**Task requirements**
Check each line of the data below for the word "text", then extract the ones that have it.

**Source records**
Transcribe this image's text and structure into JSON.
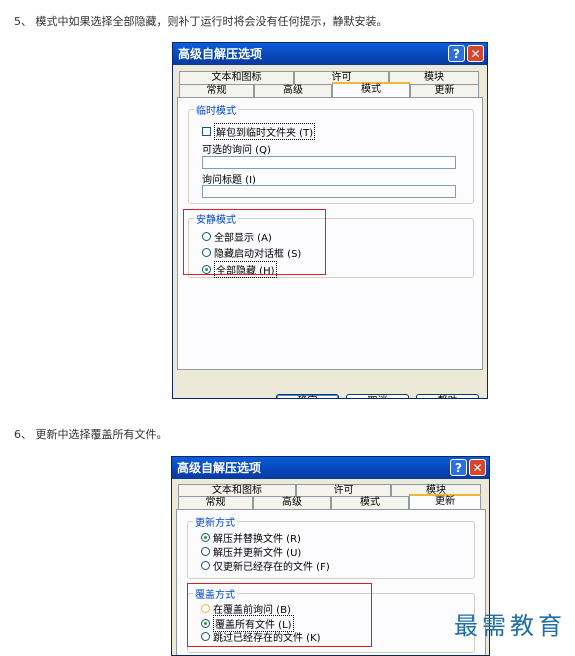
{
  "step5": {
    "text": "5、 模式中如果选择全部隐藏，则补丁运行时将会没有任何提示，静默安装。"
  },
  "step6": {
    "text": "6、 更新中选择覆盖所有文件。"
  },
  "dialog": {
    "title": "高级自解压选项",
    "help_glyph": "?",
    "close_glyph": "✕",
    "tabs_back": [
      "文本和图标",
      "许可",
      "模块"
    ],
    "tabs_front": [
      "常规",
      "高级",
      "模式",
      "更新"
    ]
  },
  "mode_tab": {
    "temp_group": "临时模式",
    "unpack_temp": "解包到临时文件夹 (T)",
    "optional_prompt_label": "可选的询问 (Q)",
    "optional_prompt_value": "",
    "prompt_title_label": "询问标题 (I)",
    "prompt_title_value": "",
    "silent_group": "安静模式",
    "silent_options": [
      "全部显示 (A)",
      "隐藏启动对话框 (S)",
      "全部隐藏 (H)"
    ],
    "silent_selected": "全部隐藏 (H)",
    "buttons": {
      "ok": "确定",
      "cancel": "取消",
      "help": "帮助"
    }
  },
  "update_tab": {
    "update_group": "更新方式",
    "update_options": [
      "解压并替换文件 (R)",
      "解压并更新文件 (U)",
      "仅更新已经存在的文件 (F)"
    ],
    "update_selected": "解压并替换文件 (R)",
    "overwrite_group": "覆盖方式",
    "overwrite_options": [
      "在覆盖前询问 (B)",
      "覆盖所有文件 (L)",
      "跳过已经存在的文件 (K)"
    ],
    "overwrite_selected": "覆盖所有文件 (L)"
  },
  "watermark": "最需教育",
  "colors": {
    "title_bar": "#0845b8",
    "dialog_bg": "#ece9d8",
    "highlight_box": "#d2232a",
    "group_label": "#0046d5"
  }
}
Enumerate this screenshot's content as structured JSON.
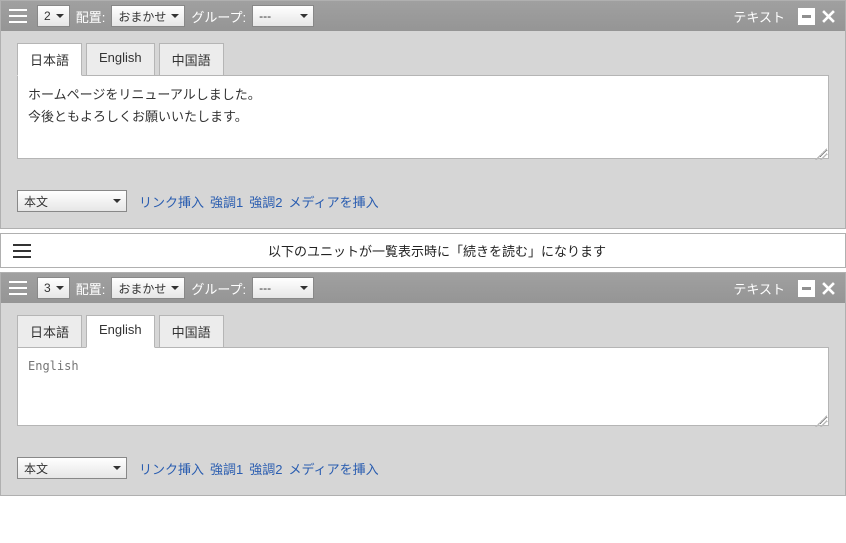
{
  "unit1": {
    "order": "2",
    "layoutLabel": "配置:",
    "layoutValue": "おまかせ",
    "groupLabel": "グループ:",
    "groupValue": "---",
    "typeLabel": "テキスト",
    "tabs": {
      "ja": "日本語",
      "en": "English",
      "zh": "中国語"
    },
    "activeTab": "ja",
    "content": "ホームページをリニューアルしました。\n今後ともよろしくお願いいたします。",
    "styleSelect": "本文",
    "actions": {
      "link": "リンク挿入",
      "em1": "強調1",
      "em2": "強調2",
      "media": "メディアを挿入"
    }
  },
  "separator": {
    "message": "以下のユニットが一覧表示時に「続きを読む」になります"
  },
  "unit2": {
    "order": "3",
    "layoutLabel": "配置:",
    "layoutValue": "おまかせ",
    "groupLabel": "グループ:",
    "groupValue": "---",
    "typeLabel": "テキスト",
    "tabs": {
      "ja": "日本語",
      "en": "English",
      "zh": "中国語"
    },
    "activeTab": "en",
    "placeholder": "English",
    "styleSelect": "本文",
    "actions": {
      "link": "リンク挿入",
      "em1": "強調1",
      "em2": "強調2",
      "media": "メディアを挿入"
    }
  }
}
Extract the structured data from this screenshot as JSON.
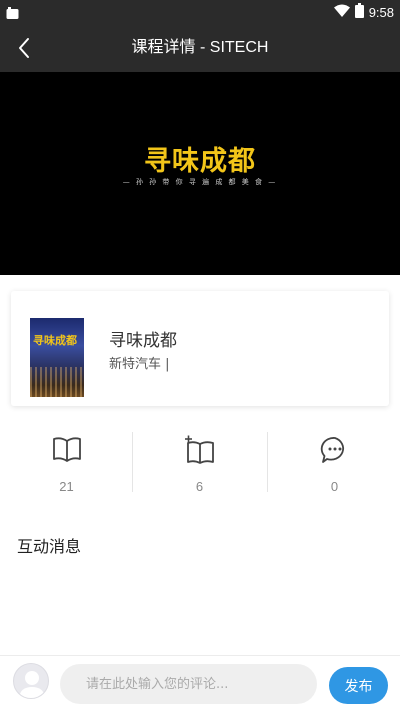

**Completed exercise**
Transcribe this image's text and structure into JSON.
    "text": "5、 模式中如果选择全部隐藏，则补丁运行时将会没有任何提示，静默安装。"
    "text": "6、 更新中选择覆盖所有文件。"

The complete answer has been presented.